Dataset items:
------------------------------
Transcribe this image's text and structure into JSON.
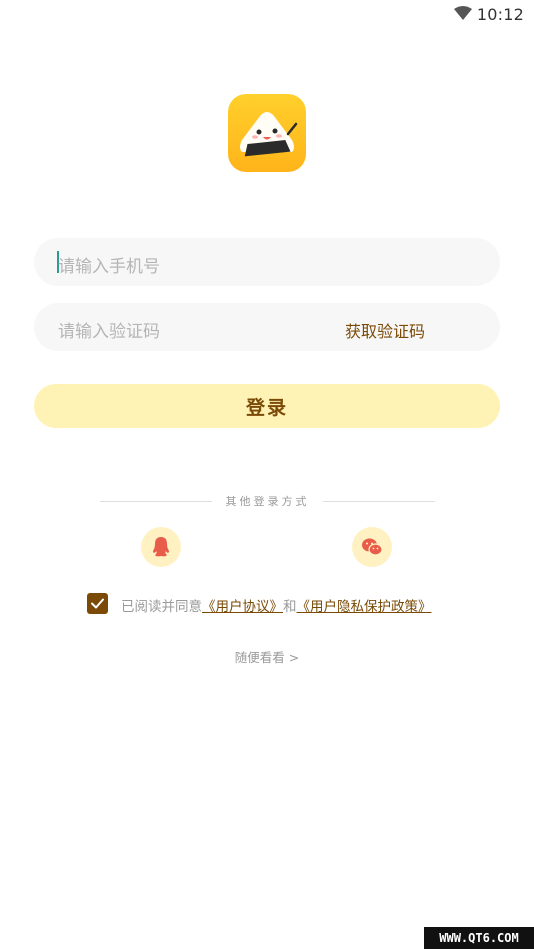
{
  "status_bar": {
    "time": "10:12",
    "icons": [
      "wifi-icon"
    ]
  },
  "logo": {
    "icon": "rice-ball-mascot-icon",
    "bg_color": "#ffc41f"
  },
  "phone_input": {
    "placeholder": "请输入手机号"
  },
  "code_input": {
    "placeholder": "请输入验证码",
    "get_code_label": "获取验证码"
  },
  "login_button": {
    "label": "登录",
    "bg_color": "#fff2b5",
    "text_color": "#7a4a06"
  },
  "other_login": {
    "title": "其他登录方式",
    "methods": [
      {
        "icon": "qq-icon"
      },
      {
        "icon": "wechat-icon"
      }
    ]
  },
  "agreement": {
    "checked": true,
    "prefix": "已阅读并同意",
    "user_agreement": "《用户协议》",
    "and": "和",
    "privacy_policy": "《用户隐私保护政策》"
  },
  "browse_link": "随便看看 >",
  "watermark": "WWW.QT6.COM"
}
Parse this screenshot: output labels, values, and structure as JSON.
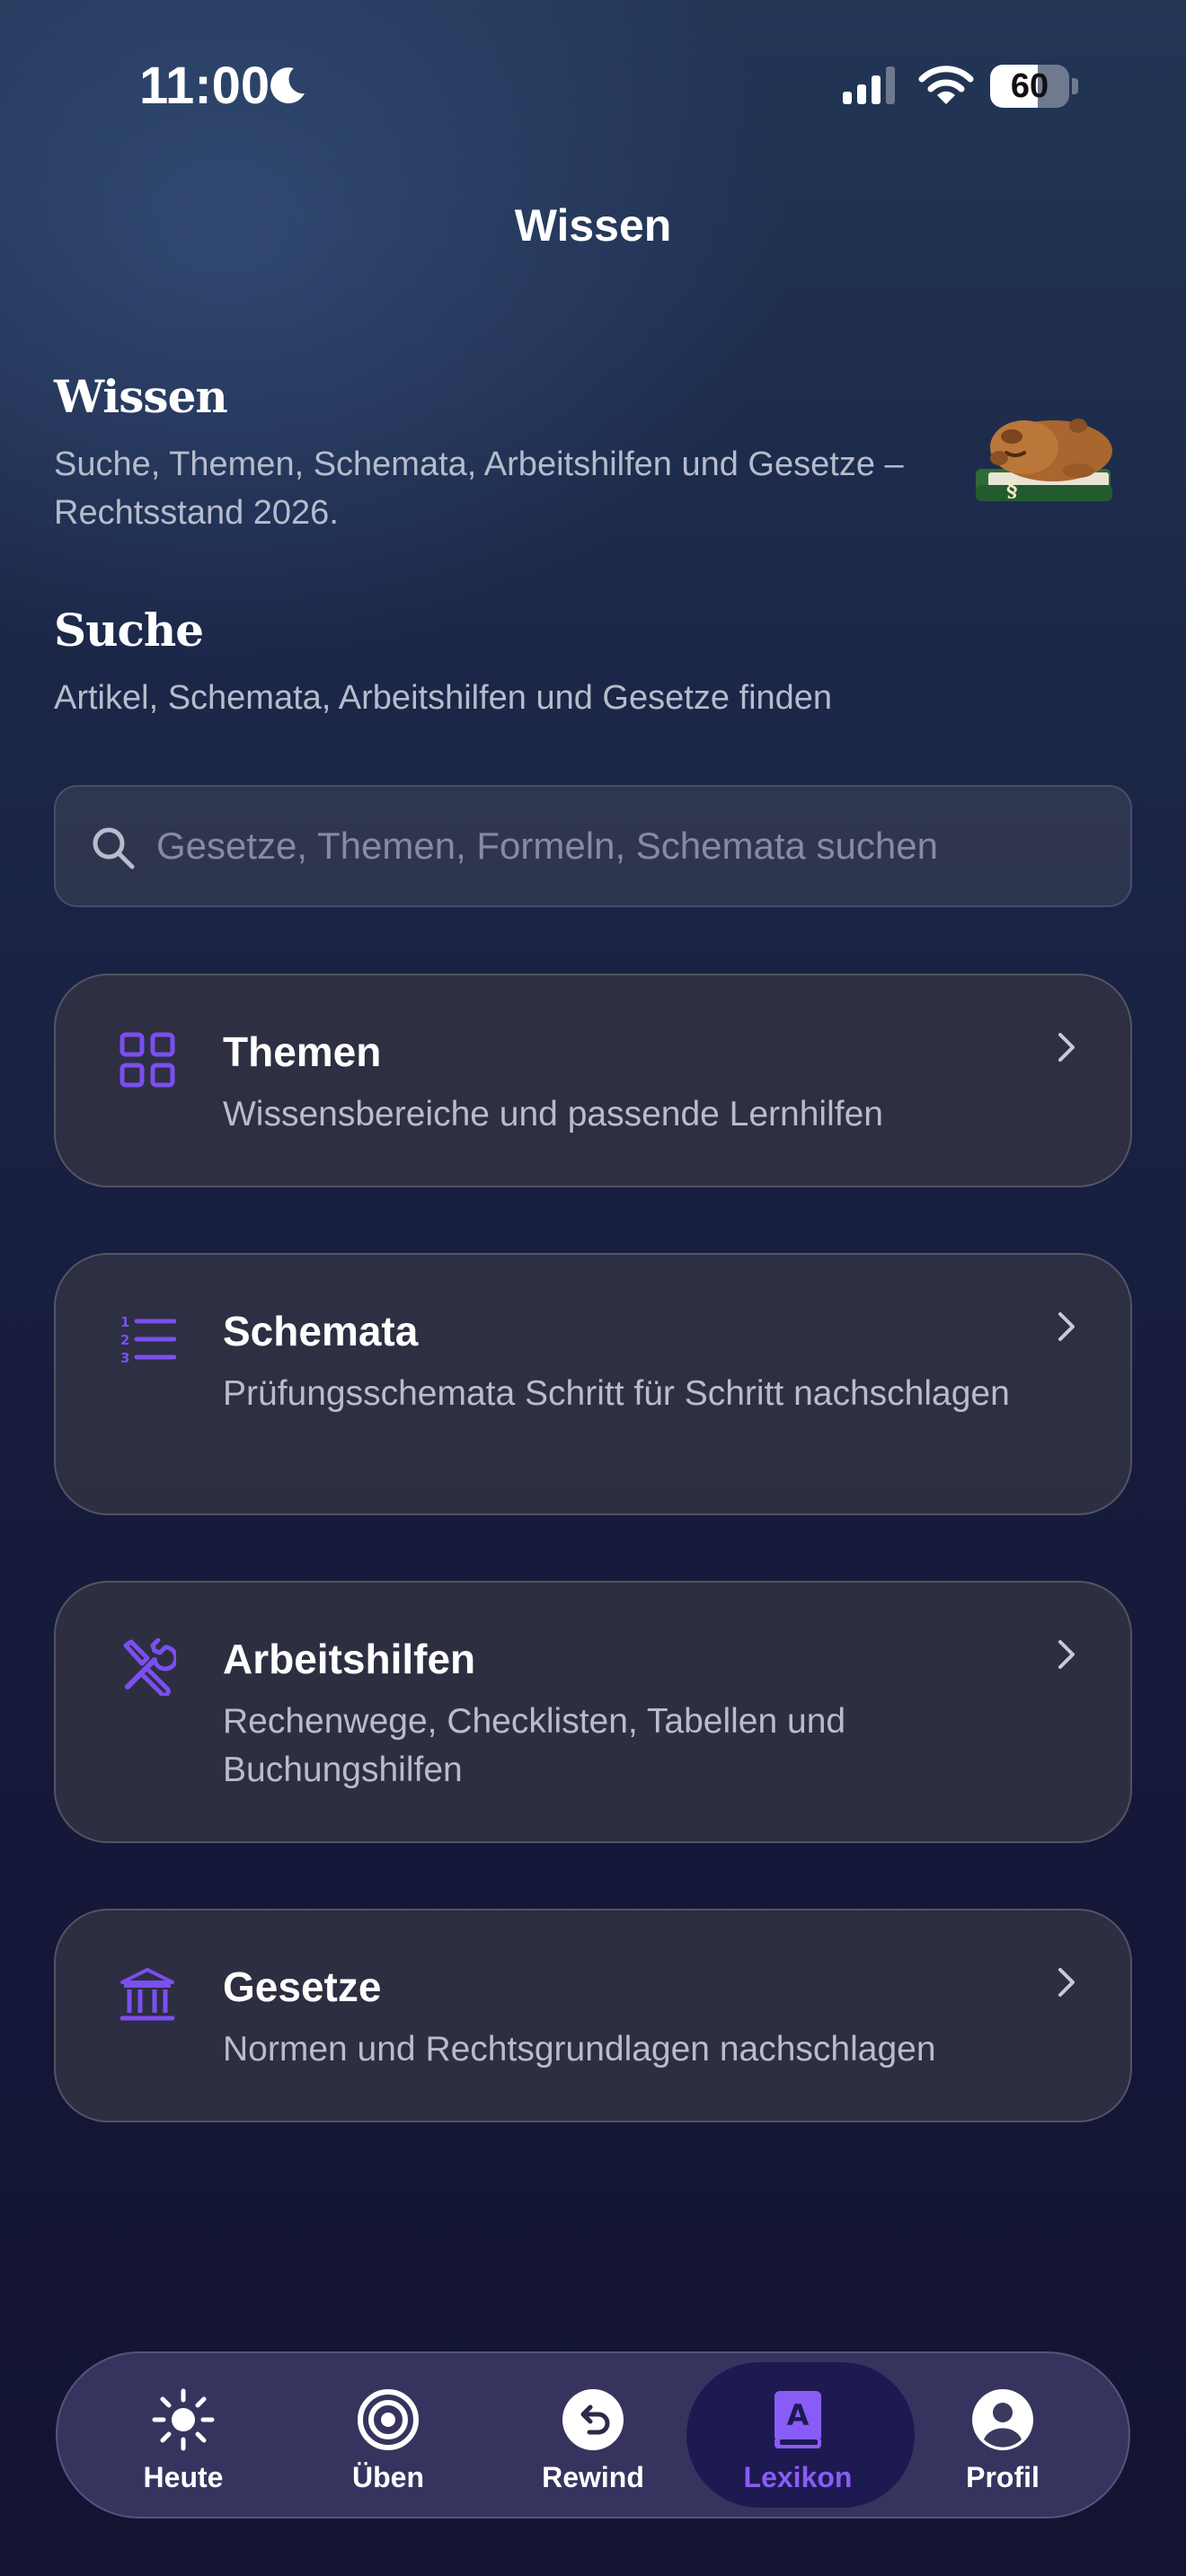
{
  "status_bar": {
    "time": "11:00",
    "battery": "60",
    "battery_level": 0.6,
    "icons": [
      "moon-icon",
      "cellular-signal-icon",
      "wifi-icon",
      "battery-icon"
    ]
  },
  "nav": {
    "title": "Wissen"
  },
  "header": {
    "title": "Wissen",
    "subtitle": "Suche, Themen, Schemata, Arbeitshilfen und Gesetze – Rechtsstand 2026.",
    "mascot_badge": "§"
  },
  "search_section": {
    "title": "Suche",
    "subtitle": "Artikel, Schemata, Arbeitshilfen und Gesetze finden",
    "placeholder": "Gesetze, Themen, Formeln, Schemata suchen",
    "value": ""
  },
  "cards": [
    {
      "title": "Themen",
      "description": "Wissensbereiche und passende Lernhilfen",
      "icon": "grid-icon"
    },
    {
      "title": "Schemata",
      "description": "Prüfungsschemata Schritt für Schritt nachschlagen",
      "icon": "numbered-list-icon"
    },
    {
      "title": "Arbeitshilfen",
      "description": "Rechenwege, Checklisten, Tabellen und Buchungshilfen",
      "icon": "tools-icon"
    },
    {
      "title": "Gesetze",
      "description": "Normen und Rechtsgrundlagen nachschlagen",
      "icon": "institution-icon"
    }
  ],
  "tabbar": {
    "tabs": [
      {
        "label": "Heute",
        "icon": "sun-icon",
        "active": false
      },
      {
        "label": "Üben",
        "icon": "target-icon",
        "active": false
      },
      {
        "label": "Rewind",
        "icon": "rewind-icon",
        "active": false
      },
      {
        "label": "Lexikon",
        "icon": "book-icon",
        "active": true
      },
      {
        "label": "Profil",
        "icon": "profile-icon",
        "active": false
      }
    ]
  },
  "colors": {
    "accent": "#7b4ff0",
    "active_tab_label": "#8a5cf6",
    "background_top": "#233656",
    "background_bottom": "#131432"
  }
}
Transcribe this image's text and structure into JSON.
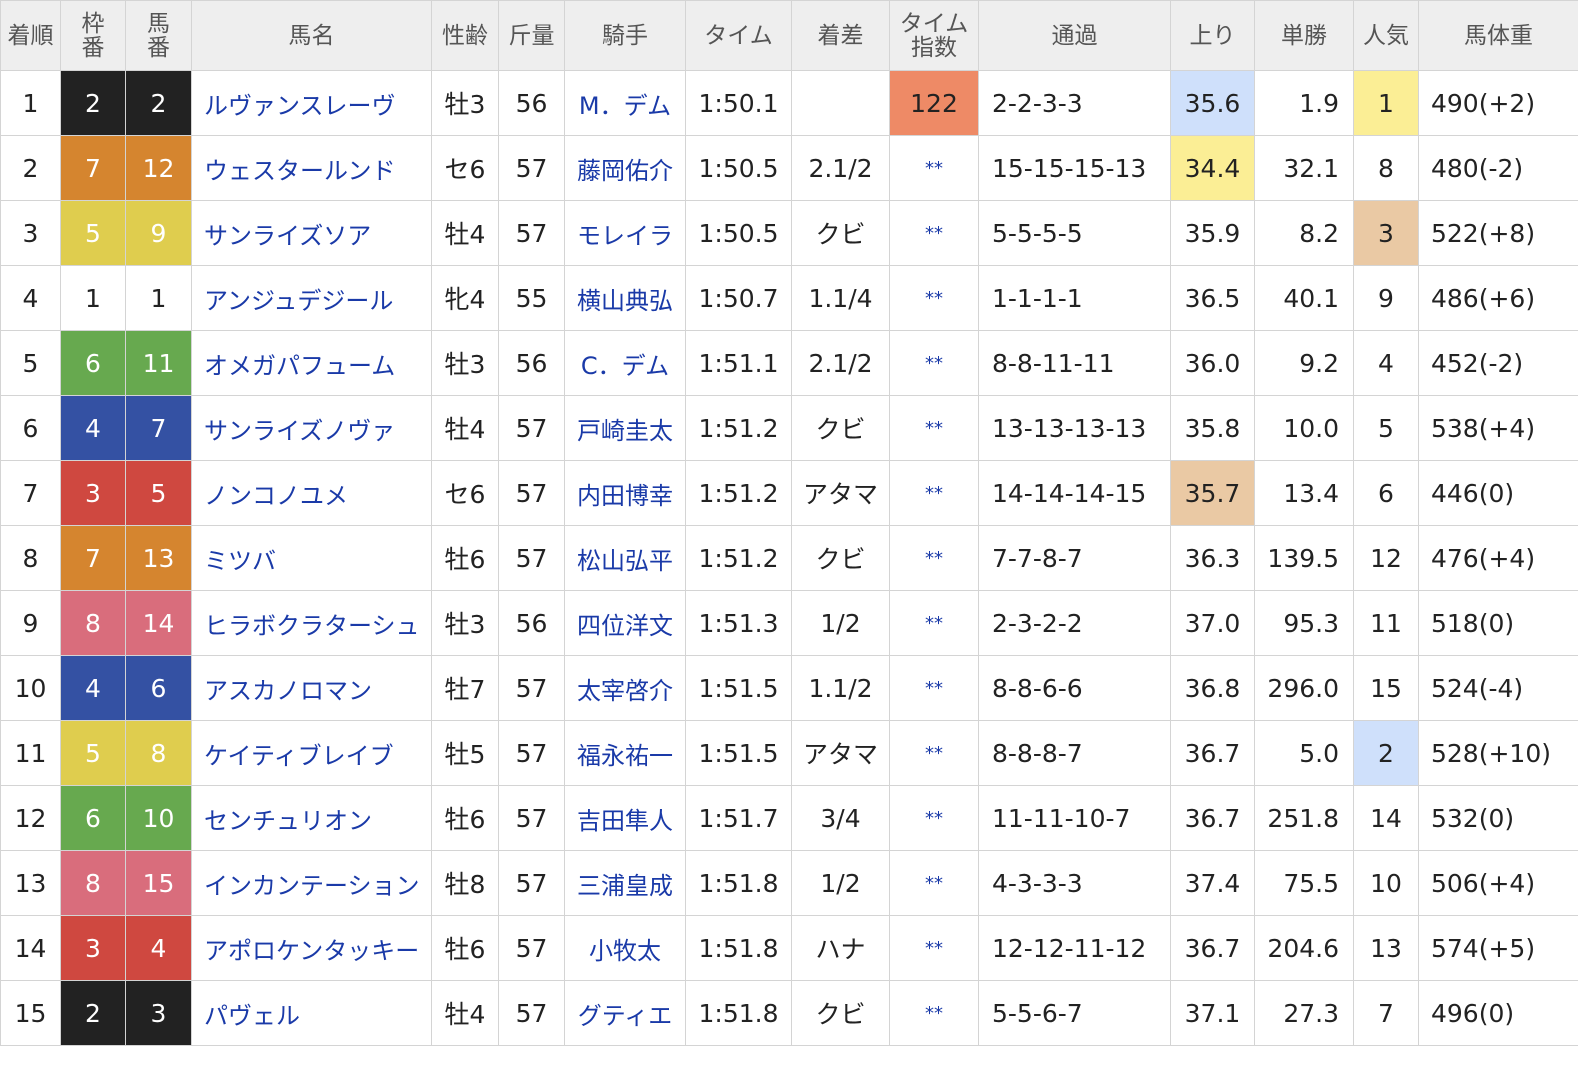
{
  "colors": {
    "waku": {
      "1": "#ffffff",
      "2": "#222222",
      "3": "#cf4840",
      "4": "#3451a3",
      "5": "#dfcd4e",
      "6": "#67a94f",
      "7": "#d5852f",
      "8": "#d96d7c"
    },
    "waku_text": {
      "1": "#222222"
    },
    "highlight_first": "#fbee95",
    "highlight_second": "#cfe0fb",
    "highlight_third": "#eac9a4",
    "time_index_highlight": "#ee8a66",
    "link": "#1a3aa8"
  },
  "headers": {
    "rank": "着順",
    "waku_top": "枠",
    "waku_bottom": "番",
    "num_top": "馬",
    "num_bottom": "番",
    "name": "馬名",
    "sexage": "性齢",
    "weight_carried": "斤量",
    "jockey": "騎手",
    "time": "タイム",
    "margin": "着差",
    "time_index_top": "タイム",
    "time_index_bottom": "指数",
    "passing": "通過",
    "last3f": "上り",
    "odds": "単勝",
    "popularity": "人気",
    "body_weight": "馬体重"
  },
  "rows": [
    {
      "rank": "1",
      "waku": "2",
      "num": "2",
      "name": "ルヴァンスレーヴ",
      "sexage": "牡3",
      "kg": "56",
      "jockey": "M．デム",
      "time": "1:50.1",
      "margin": "",
      "ti": "122",
      "ti_hl": true,
      "pass": "2-2-3-3",
      "last3f": "35.6",
      "last3f_hl": "b",
      "odds": "1.9",
      "pop": "1",
      "pop_hl": "y",
      "bw": "490(+2)"
    },
    {
      "rank": "2",
      "waku": "7",
      "num": "12",
      "name": "ウェスタールンド",
      "sexage": "セ6",
      "kg": "57",
      "jockey": "藤岡佑介",
      "time": "1:50.5",
      "margin": "2.1/2",
      "ti": "**",
      "pass": "15-15-15-13",
      "last3f": "34.4",
      "last3f_hl": "y",
      "odds": "32.1",
      "pop": "8",
      "bw": "480(-2)"
    },
    {
      "rank": "3",
      "waku": "5",
      "num": "9",
      "name": "サンライズソア",
      "sexage": "牡4",
      "kg": "57",
      "jockey": "モレイラ",
      "time": "1:50.5",
      "margin": "クビ",
      "ti": "**",
      "pass": "5-5-5-5",
      "last3f": "35.9",
      "odds": "8.2",
      "pop": "3",
      "pop_hl": "o",
      "bw": "522(+8)"
    },
    {
      "rank": "4",
      "waku": "1",
      "num": "1",
      "name": "アンジュデジール",
      "sexage": "牝4",
      "kg": "55",
      "jockey": "横山典弘",
      "time": "1:50.7",
      "margin": "1.1/4",
      "ti": "**",
      "pass": "1-1-1-1",
      "last3f": "36.5",
      "odds": "40.1",
      "pop": "9",
      "bw": "486(+6)"
    },
    {
      "rank": "5",
      "waku": "6",
      "num": "11",
      "name": "オメガパフューム",
      "sexage": "牡3",
      "kg": "56",
      "jockey": "C．デム",
      "time": "1:51.1",
      "margin": "2.1/2",
      "ti": "**",
      "pass": "8-8-11-11",
      "last3f": "36.0",
      "odds": "9.2",
      "pop": "4",
      "bw": "452(-2)"
    },
    {
      "rank": "6",
      "waku": "4",
      "num": "7",
      "name": "サンライズノヴァ",
      "sexage": "牡4",
      "kg": "57",
      "jockey": "戸崎圭太",
      "time": "1:51.2",
      "margin": "クビ",
      "ti": "**",
      "pass": "13-13-13-13",
      "last3f": "35.8",
      "odds": "10.0",
      "pop": "5",
      "bw": "538(+4)"
    },
    {
      "rank": "7",
      "waku": "3",
      "num": "5",
      "name": "ノンコノユメ",
      "sexage": "セ6",
      "kg": "57",
      "jockey": "内田博幸",
      "time": "1:51.2",
      "margin": "アタマ",
      "ti": "**",
      "pass": "14-14-14-15",
      "last3f": "35.7",
      "last3f_hl": "o",
      "odds": "13.4",
      "pop": "6",
      "bw": "446(0)"
    },
    {
      "rank": "8",
      "waku": "7",
      "num": "13",
      "name": "ミツバ",
      "sexage": "牡6",
      "kg": "57",
      "jockey": "松山弘平",
      "time": "1:51.2",
      "margin": "クビ",
      "ti": "**",
      "pass": "7-7-8-7",
      "last3f": "36.3",
      "odds": "139.5",
      "pop": "12",
      "bw": "476(+4)"
    },
    {
      "rank": "9",
      "waku": "8",
      "num": "14",
      "name": "ヒラボクラターシュ",
      "sexage": "牡3",
      "kg": "56",
      "jockey": "四位洋文",
      "time": "1:51.3",
      "margin": "1/2",
      "ti": "**",
      "pass": "2-3-2-2",
      "last3f": "37.0",
      "odds": "95.3",
      "pop": "11",
      "bw": "518(0)"
    },
    {
      "rank": "10",
      "waku": "4",
      "num": "6",
      "name": "アスカノロマン",
      "sexage": "牡7",
      "kg": "57",
      "jockey": "太宰啓介",
      "time": "1:51.5",
      "margin": "1.1/2",
      "ti": "**",
      "pass": "8-8-6-6",
      "last3f": "36.8",
      "odds": "296.0",
      "pop": "15",
      "bw": "524(-4)"
    },
    {
      "rank": "11",
      "waku": "5",
      "num": "8",
      "name": "ケイティブレイブ",
      "sexage": "牡5",
      "kg": "57",
      "jockey": "福永祐一",
      "time": "1:51.5",
      "margin": "アタマ",
      "ti": "**",
      "pass": "8-8-8-7",
      "last3f": "36.7",
      "odds": "5.0",
      "pop": "2",
      "pop_hl": "b",
      "bw": "528(+10)"
    },
    {
      "rank": "12",
      "waku": "6",
      "num": "10",
      "name": "センチュリオン",
      "sexage": "牡6",
      "kg": "57",
      "jockey": "吉田隼人",
      "time": "1:51.7",
      "margin": "3/4",
      "ti": "**",
      "pass": "11-11-10-7",
      "last3f": "36.7",
      "odds": "251.8",
      "pop": "14",
      "bw": "532(0)"
    },
    {
      "rank": "13",
      "waku": "8",
      "num": "15",
      "name": "インカンテーション",
      "sexage": "牡8",
      "kg": "57",
      "jockey": "三浦皇成",
      "time": "1:51.8",
      "margin": "1/2",
      "ti": "**",
      "pass": "4-3-3-3",
      "last3f": "37.4",
      "odds": "75.5",
      "pop": "10",
      "bw": "506(+4)"
    },
    {
      "rank": "14",
      "waku": "3",
      "num": "4",
      "name": "アポロケンタッキー",
      "sexage": "牡6",
      "kg": "57",
      "jockey": "小牧太",
      "time": "1:51.8",
      "margin": "ハナ",
      "ti": "**",
      "pass": "12-12-11-12",
      "last3f": "36.7",
      "odds": "204.6",
      "pop": "13",
      "bw": "574(+5)"
    },
    {
      "rank": "15",
      "waku": "2",
      "num": "3",
      "name": "パヴェル",
      "sexage": "牡4",
      "kg": "57",
      "jockey": "グティエ",
      "time": "1:51.8",
      "margin": "クビ",
      "ti": "**",
      "pass": "5-5-6-7",
      "last3f": "37.1",
      "odds": "27.3",
      "pop": "7",
      "bw": "496(0)"
    }
  ]
}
------------------------------
Exercise - Give only the number of lines in the material above that hold the word "placeholder".

Exercise response - 3